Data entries
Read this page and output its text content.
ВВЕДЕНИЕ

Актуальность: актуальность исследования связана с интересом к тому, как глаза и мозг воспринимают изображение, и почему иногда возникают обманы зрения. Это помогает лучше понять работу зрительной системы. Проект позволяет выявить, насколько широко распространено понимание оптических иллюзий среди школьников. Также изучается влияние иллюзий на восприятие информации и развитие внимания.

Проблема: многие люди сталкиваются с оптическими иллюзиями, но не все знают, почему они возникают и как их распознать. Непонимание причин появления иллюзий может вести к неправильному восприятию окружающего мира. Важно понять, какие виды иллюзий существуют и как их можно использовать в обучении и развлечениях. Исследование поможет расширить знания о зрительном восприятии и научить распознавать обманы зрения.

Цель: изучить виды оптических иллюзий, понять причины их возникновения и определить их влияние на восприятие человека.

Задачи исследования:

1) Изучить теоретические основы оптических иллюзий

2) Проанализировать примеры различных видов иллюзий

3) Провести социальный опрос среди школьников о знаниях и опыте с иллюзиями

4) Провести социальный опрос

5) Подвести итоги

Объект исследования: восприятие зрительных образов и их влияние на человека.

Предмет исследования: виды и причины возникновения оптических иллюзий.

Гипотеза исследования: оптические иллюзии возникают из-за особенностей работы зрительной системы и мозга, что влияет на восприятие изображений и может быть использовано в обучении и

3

▶ [WHAT NEEDS TO BE DONE]: Set all of the records down again, exactly as they stand.

▶ [SOLUTION]:
Read this page and output its text content.
ВВЕДЕНИЕ

Актуальность: актуальность исследования связана с интересом к тому, как глаза и мозг воспринимают изображение, и почему иногда возникают обманы зрения. Это помогает лучше понять работу зрительной системы. Проект позволяет выявить, насколько широко распространено понимание оптических иллюзий среди школьников. Также изучается влияние иллюзий на восприятие информации и развитие внимания.

Проблема: многие люди сталкиваются с оптическими иллюзиями, но не все знают, почему они возникают и как их распознать. Непонимание причин появления иллюзий может вести к неправильному восприятию окружающего мира. Важно понять, какие виды иллюзий существуют и как их можно использовать в обучении и развлечениях. Исследование поможет расширить знания о зрительном восприятии и научить распознавать обманы зрения.

Цель: изучить виды оптических иллюзий, понять причины их возникновения и определить их влияние на восприятие человека.

Задачи исследования:

1) Изучить теоретические основы оптических иллюзий

2) Проанализировать примеры различных видов иллюзий

3) Провести социальный опрос среди школьников о знаниях и опыте с иллюзиями

4) Провести социальный опрос

5) Подвести итоги

Объект исследования: восприятие зрительных образов и их влияние на человека.

Предмет исследования: виды и причины возникновения оптических иллюзий.

Гипотеза исследования: оптические иллюзии возникают из-за особенностей работы зрительной системы и мозга, что влияет на восприятие изображений и может быть использовано в обучении и

3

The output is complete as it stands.